* _Aim_: Copy the records that follow exactly as written, but not their pictures.

[Data records]

-- START --

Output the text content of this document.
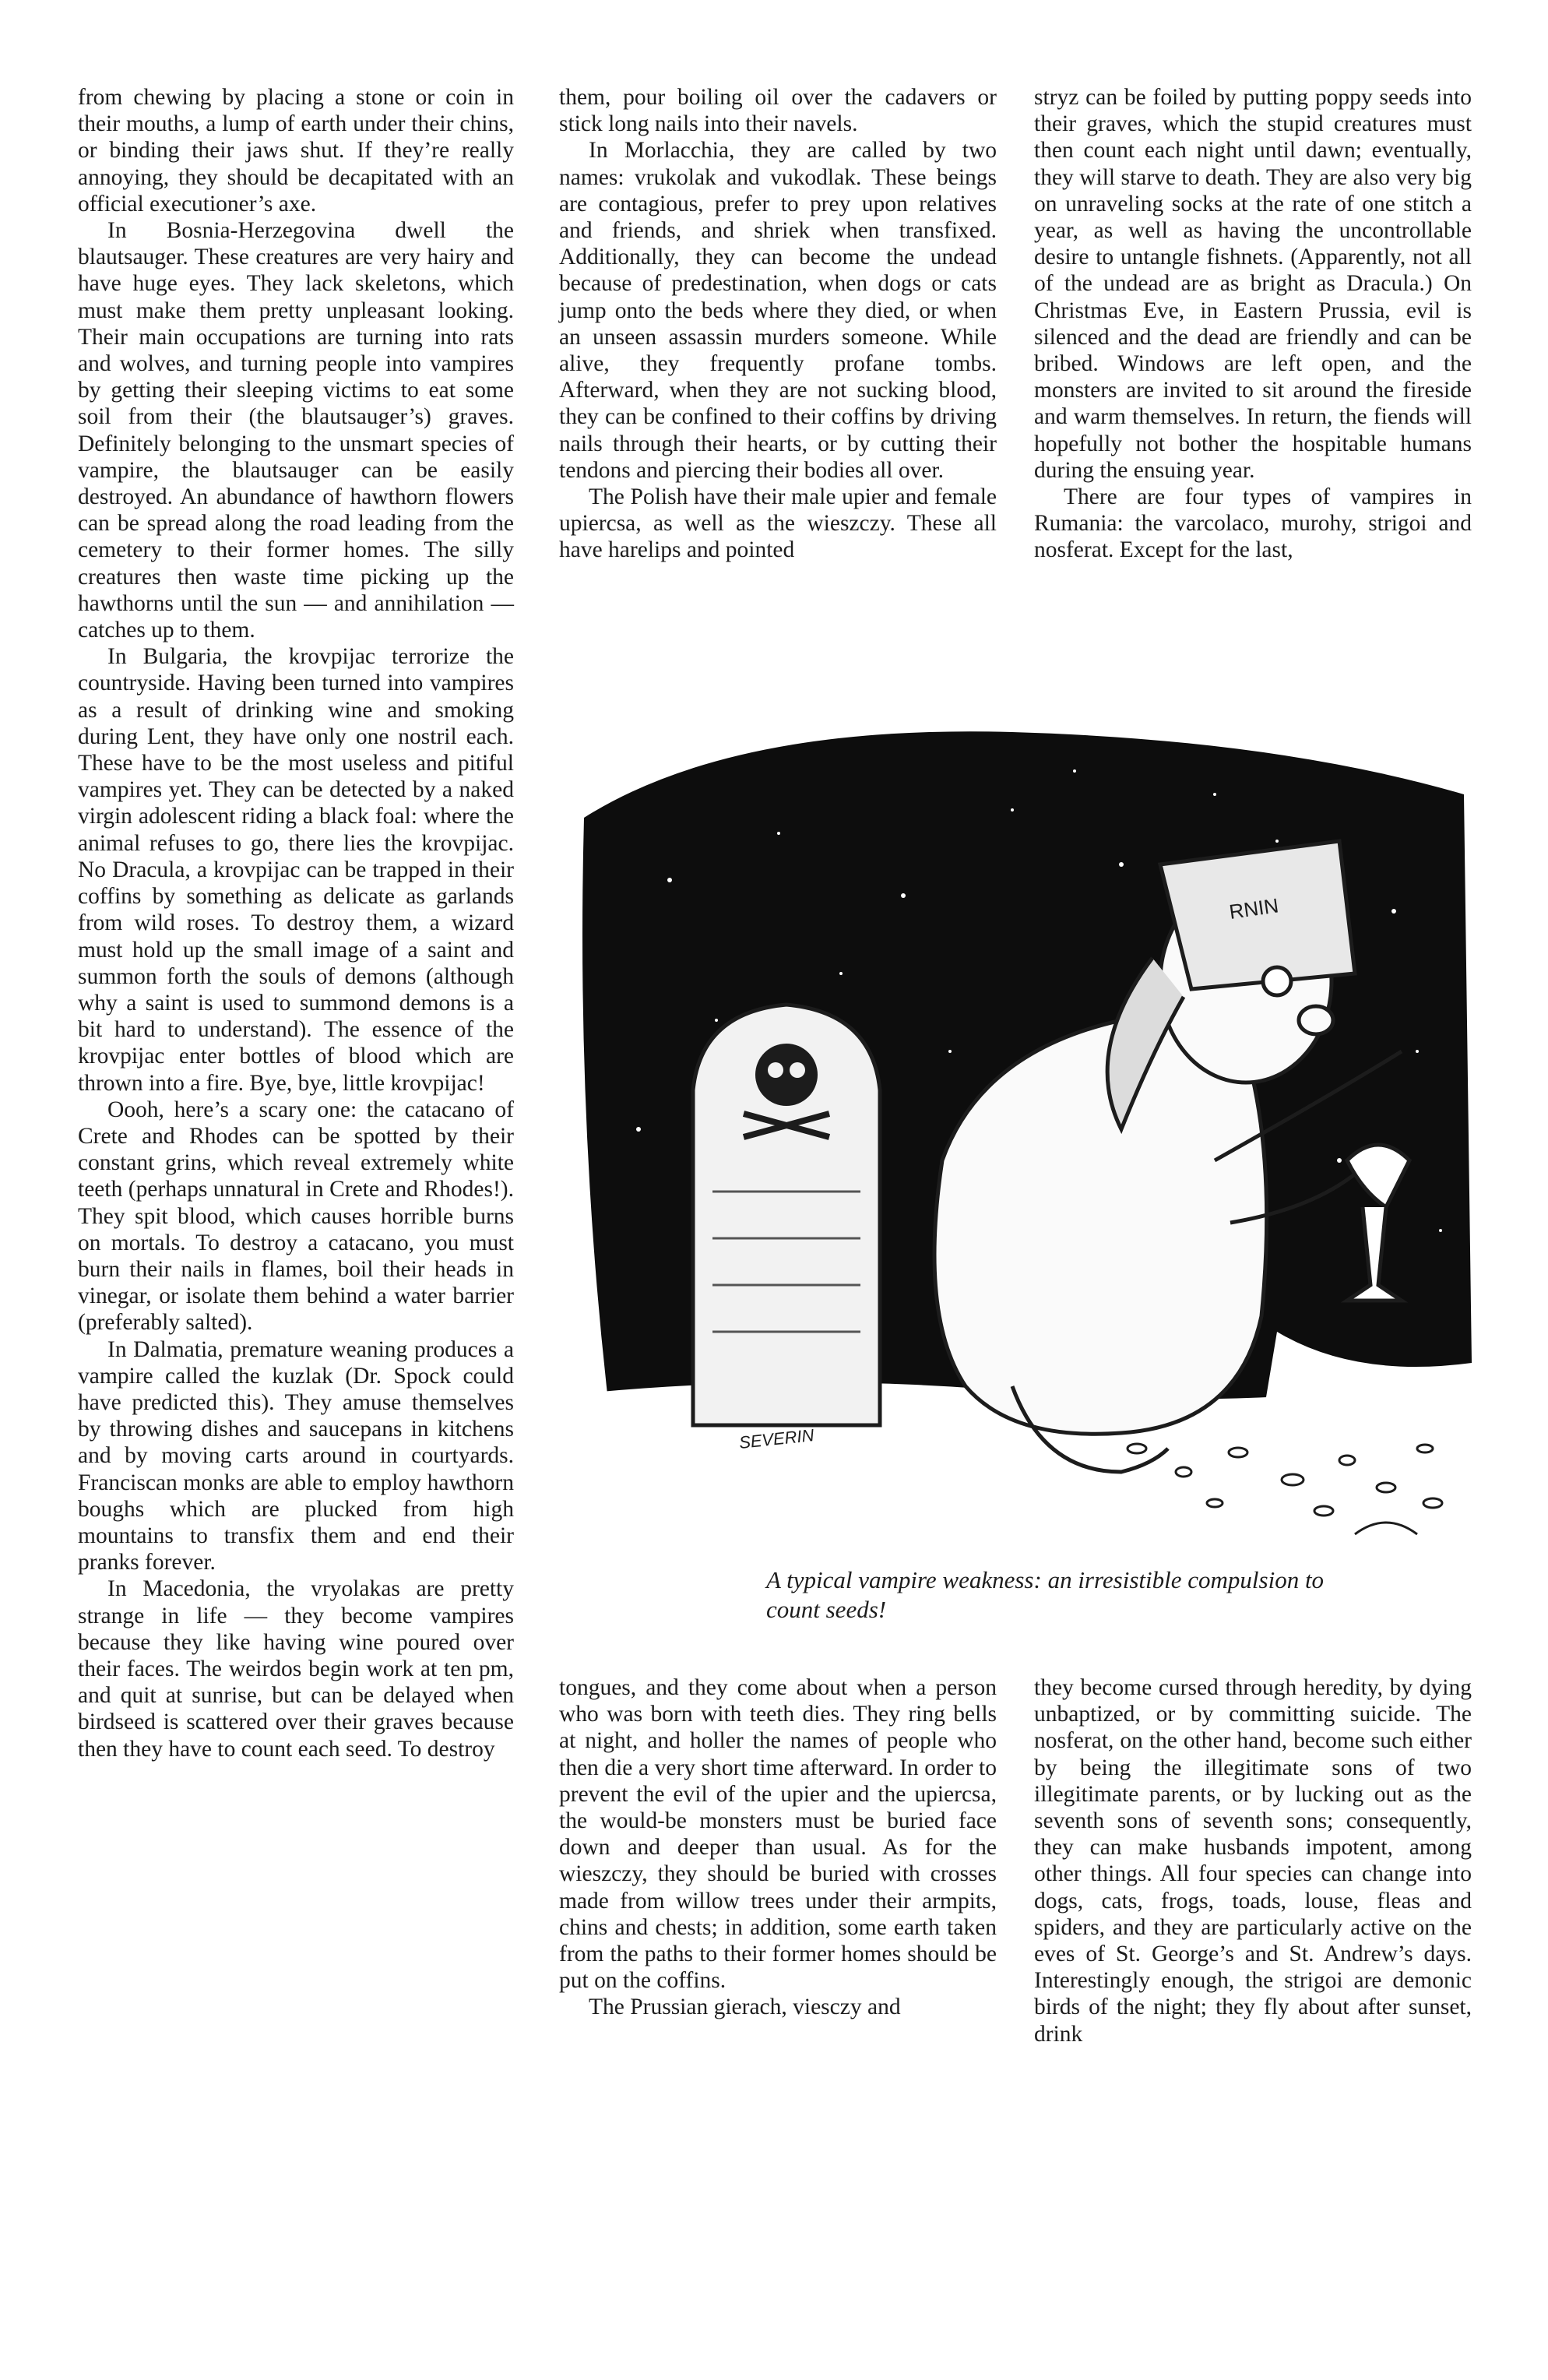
from chewing by placing a stone or coin in their mouths, a lump of earth under their chins, or binding their jaws shut. If they’re really annoying, they should be decapitated with an official executioner’s axe.

In Bosnia-Herzegovina dwell the blautsauger. These creatures are very hairy and have huge eyes. They lack skeletons, which must make them pretty unpleasant looking. Their main occupations are turning into rats and wolves, and turning people into vampires by getting their sleeping victims to eat some soil from their (the blautsauger’s) graves. Definitely belonging to the unsmart species of vampire, the blautsauger can be easily destroyed. An abundance of hawthorn flowers can be spread along the road leading from the cemetery to their former homes. The silly creatures then waste time picking up the hawthorns until the sun — and annihilation — catches up to them.

In Bulgaria, the krovpijac terrorize the countryside. Having been turned into vampires as a result of drinking wine and smoking during Lent, they have only one nostril each. These have to be the most useless and pitiful vampires yet. They can be detected by a naked virgin adolescent riding a black foal: where the animal refuses to go, there lies the krovpijac. No Dracula, a krovpijac can be trapped in their coffins by something as delicate as garlands from wild roses. To destroy them, a wizard must hold up the small image of a saint and summon forth the souls of demons (although why a saint is used to summond demons is a bit hard to understand). The essence of the krovpijac enter bottles of blood which are thrown into a fire. Bye, bye, little krovpijac!

Oooh, here’s a scary one: the catacano of Crete and Rhodes can be spotted by their constant grins, which reveal extremely white teeth (perhaps unnatural in Crete and Rhodes!). They spit blood, which causes horrible burns on mortals. To destroy a catacano, you must burn their nails in flames, boil their heads in vinegar, or isolate them behind a water barrier (preferably salted).

In Dalmatia, premature weaning produces a vampire called the kuzlak (Dr. Spock could have predicted this). They amuse themselves by throwing dishes and saucepans in kitchens and by moving carts around in courtyards. Franciscan monks are able to employ hawthorn boughs which are plucked from high mountains to transfix them and end their pranks forever.

In Macedonia, the vryolakas are pretty strange in life — they become vampires because they like having wine poured over their faces. The weirdos begin work at ten pm, and quit at sunrise, but can be delayed when birdseed is scattered over their graves because then they have to count each seed. To destroy

them, pour boiling oil over the cadavers or stick long nails into their navels.

In Morlacchia, they are called by two names: vrukolak and vukodlak. These beings are contagious, prefer to prey upon relatives and friends, and shriek when transfixed. Additionally, they can become the undead because of predestination, when dogs or cats jump onto the beds where they died, or when an unseen assassin murders someone. While alive, they frequently profane tombs. Afterward, when they are not sucking blood, they can be confined to their coffins by driving nails through their hearts, or by cutting their tendons and piercing their bodies all over.

The Polish have their male upier and female upiercsa, as well as the wieszczy. These all have harelips and pointed

stryz can be foiled by putting poppy seeds into their graves, which the stupid creatures must then count each night until dawn; eventually, they will starve to death. They are also very big on unraveling socks at the rate of one stitch a year, as well as having the uncontrollable desire to untangle fishnets. (Apparently, not all of the undead are as bright as Dracula.) On Christmas Eve, in Eastern Prussia, evil is silenced and the dead are friendly and can be bribed. Windows are left open, and the monsters are invited to sit around the fireside and warm themselves. In return, the fiends will hopefully not bother the hospitable humans during the ensuing year.

There are four types of vampires in Rumania: the varcolaco, murohy, strigoi and nosferat. Except for the last,

RNIN
SEVERIN
A typical vampire weakness: an irresistible compulsion to count seeds!

tongues, and they come about when a person who was born with teeth dies. They ring bells at night, and holler the names of people who then die a very short time afterward. In order to prevent the evil of the upier and the upiercsa, the would-be monsters must be buried face down and deeper than usual. As for the wieszczy, they should be buried with crosses made from willow trees under their armpits, chins and chests; in addition, some earth taken from the paths to their former homes should be put on the coffins.

The Prussian gierach, viesczy and

they become cursed through heredity, by dying unbaptized, or by committing suicide. The nosferat, on the other hand, become such either by being the illegitimate sons of two illegitimate parents, or by lucking out as the seventh sons of seventh sons; consequently, they can make husbands impotent, among other things. All four species can change into dogs, cats, frogs, toads, louse, fleas and spiders, and they are particularly active on the eves of St. George’s and St. Andrew’s days. Interestingly enough, the strigoi are demonic birds of the night; they fly about after sunset, drink
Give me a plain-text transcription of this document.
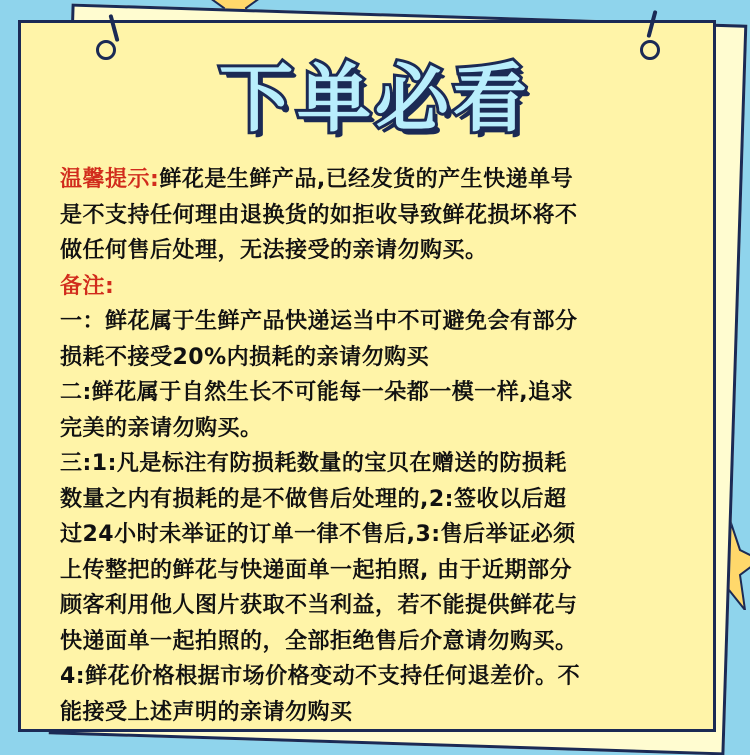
下单必看
温馨提示:鲜花是生鲜产品,已经发货的产生快递单号
是不支持任何理由退换货的如拒收导致鲜花损坏将不
做任何售后处理，无法接受的亲请勿购买。
备注:
一：鲜花属于生鲜产品快递运当中不可避免会有部分
损耗不接受20%内损耗的亲请勿购买
二:鲜花属于自然生长不可能每一朵都一模一样,追求
完美的亲请勿购买。
三:1:凡是标注有防损耗数量的宝贝在赠送的防损耗
数量之内有损耗的是不做售后处理的,2:签收以后超
过24小时未举证的订单一律不售后,3:售后举证必须
上传整把的鲜花与快递面单一起拍照, 由于近期部分
顾客利用他人图片获取不当利益，若不能提供鲜花与
快递面单一起拍照的，全部拒绝售后介意请勿购买。
4:鲜花价格根据市场价格变动不支持任何退差价。不
能接受上述声明的亲请勿购买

-- END --

* _Output of the task_:
Output the text content of this document.
from chewing by placing a stone or coin in their mouths, a lump of earth under their chins, or binding their jaws shut. If they’re really annoying, they should be decapitated with an official executioner’s axe.

In Bosnia-Herzegovina dwell the blautsauger. These creatures are very hairy and have huge eyes. They lack skeletons, which must make them pretty unpleasant looking. Their main occupations are turning into rats and wolves, and turning people into vampires by getting their sleeping victims to eat some soil from their (the blautsauger’s) graves. Definitely belonging to the unsmart species of vampire, the blautsauger can be easily destroyed. An abundance of hawthorn flowers can be spread along the road leading from the cemetery to their former homes. The silly creatures then waste time picking up the hawthorns until the sun — and annihilation — catches up to them.

In Bulgaria, the krovpijac terrorize the countryside. Having been turned into vampires as a result of drinking wine and smoking during Lent, they have only one nostril each. These have to be the most useless and pitiful vampires yet. They can be detected by a naked virgin adolescent riding a black foal: where the animal refuses to go, there lies the krovpijac. No Dracula, a krovpijac can be trapped in their coffins by something as delicate as garlands from wild roses. To destroy them, a wizard must hold up the small image of a saint and summon forth the souls of demons (although why a saint is used to summond demons is a bit hard to understand). The essence of the krovpijac enter bottles of blood which are thrown into a fire. Bye, bye, little krovpijac!

Oooh, here’s a scary one: the catacano of Crete and Rhodes can be spotted by their constant grins, which reveal extremely white teeth (perhaps unnatural in Crete and Rhodes!). They spit blood, which causes horrible burns on mortals. To destroy a catacano, you must burn their nails in flames, boil their heads in vinegar, or isolate them behind a water barrier (preferably salted).

In Dalmatia, premature weaning produces a vampire called the kuzlak (Dr. Spock could have predicted this). They amuse themselves by throwing dishes and saucepans in kitchens and by moving carts around in courtyards. Franciscan monks are able to employ hawthorn boughs which are plucked from high mountains to transfix them and end their pranks forever.

In Macedonia, the vryolakas are pretty strange in life — they become vampires because they like having wine poured over their faces. The weirdos begin work at ten pm, and quit at sunrise, but can be delayed when birdseed is scattered over their graves because then they have to count each seed. To destroy

them, pour boiling oil over the cadavers or stick long nails into their navels.

In Morlacchia, they are called by two names: vrukolak and vukodlak. These beings are contagious, prefer to prey upon relatives and friends, and shriek when transfixed. Additionally, they can become the undead because of predestination, when dogs or cats jump onto the beds where they died, or when an unseen assassin murders someone. While alive, they frequently profane tombs. Afterward, when they are not sucking blood, they can be confined to their coffins by driving nails through their hearts, or by cutting their tendons and piercing their bodies all over.

The Polish have their male upier and female upiercsa, as well as the wieszczy. These all have harelips and pointed

stryz can be foiled by putting poppy seeds into their graves, which the stupid creatures must then count each night until dawn; eventually, they will starve to death. They are also very big on unraveling socks at the rate of one stitch a year, as well as having the uncontrollable desire to untangle fishnets. (Apparently, not all of the undead are as bright as Dracula.) On Christmas Eve, in Eastern Prussia, evil is silenced and the dead are friendly and can be bribed. Windows are left open, and the monsters are invited to sit around the fireside and warm themselves. In return, the fiends will hopefully not bother the hospitable humans during the ensuing year.

There are four types of vampires in Rumania: the varcolaco, murohy, strigoi and nosferat. Except for the last,

RNIN
SEVERIN
A typical vampire weakness: an irresistible compulsion to count seeds!

tongues, and they come about when a person who was born with teeth dies. They ring bells at night, and holler the names of people who then die a very short time afterward. In order to prevent the evil of the upier and the upiercsa, the would-be monsters must be buried face down and deeper than usual. As for the wieszczy, they should be buried with crosses made from willow trees under their armpits, chins and chests; in addition, some earth taken from the paths to their former homes should be put on the coffins.

The Prussian gierach, viesczy and

they become cursed through heredity, by dying unbaptized, or by committing suicide. The nosferat, on the other hand, become such either by being the illegitimate sons of two illegitimate parents, or by lucking out as the seventh sons of seventh sons; consequently, they can make husbands impotent, among other things. All four species can change into dogs, cats, frogs, toads, louse, fleas and spiders, and they are particularly active on the eves of St. George’s and St. Andrew’s days. Interestingly enough, the strigoi are demonic birds of the night; they fly about after sunset, drink
Give me a plain-text transcription of this document.
下单必看
温馨提示:鲜花是生鲜产品,已经发货的产生快递单号
是不支持任何理由退换货的如拒收导致鲜花损坏将不
做任何售后处理，无法接受的亲请勿购买。
备注:
一：鲜花属于生鲜产品快递运当中不可避免会有部分
损耗不接受20%内损耗的亲请勿购买
二:鲜花属于自然生长不可能每一朵都一模一样,追求
完美的亲请勿购买。
三:1:凡是标注有防损耗数量的宝贝在赠送的防损耗
数量之内有损耗的是不做售后处理的,2:签收以后超
过24小时未举证的订单一律不售后,3:售后举证必须
上传整把的鲜花与快递面单一起拍照, 由于近期部分
顾客利用他人图片获取不当利益，若不能提供鲜花与
快递面单一起拍照的，全部拒绝售后介意请勿购买。
4:鲜花价格根据市场价格变动不支持任何退差价。不
能接受上述声明的亲请勿购买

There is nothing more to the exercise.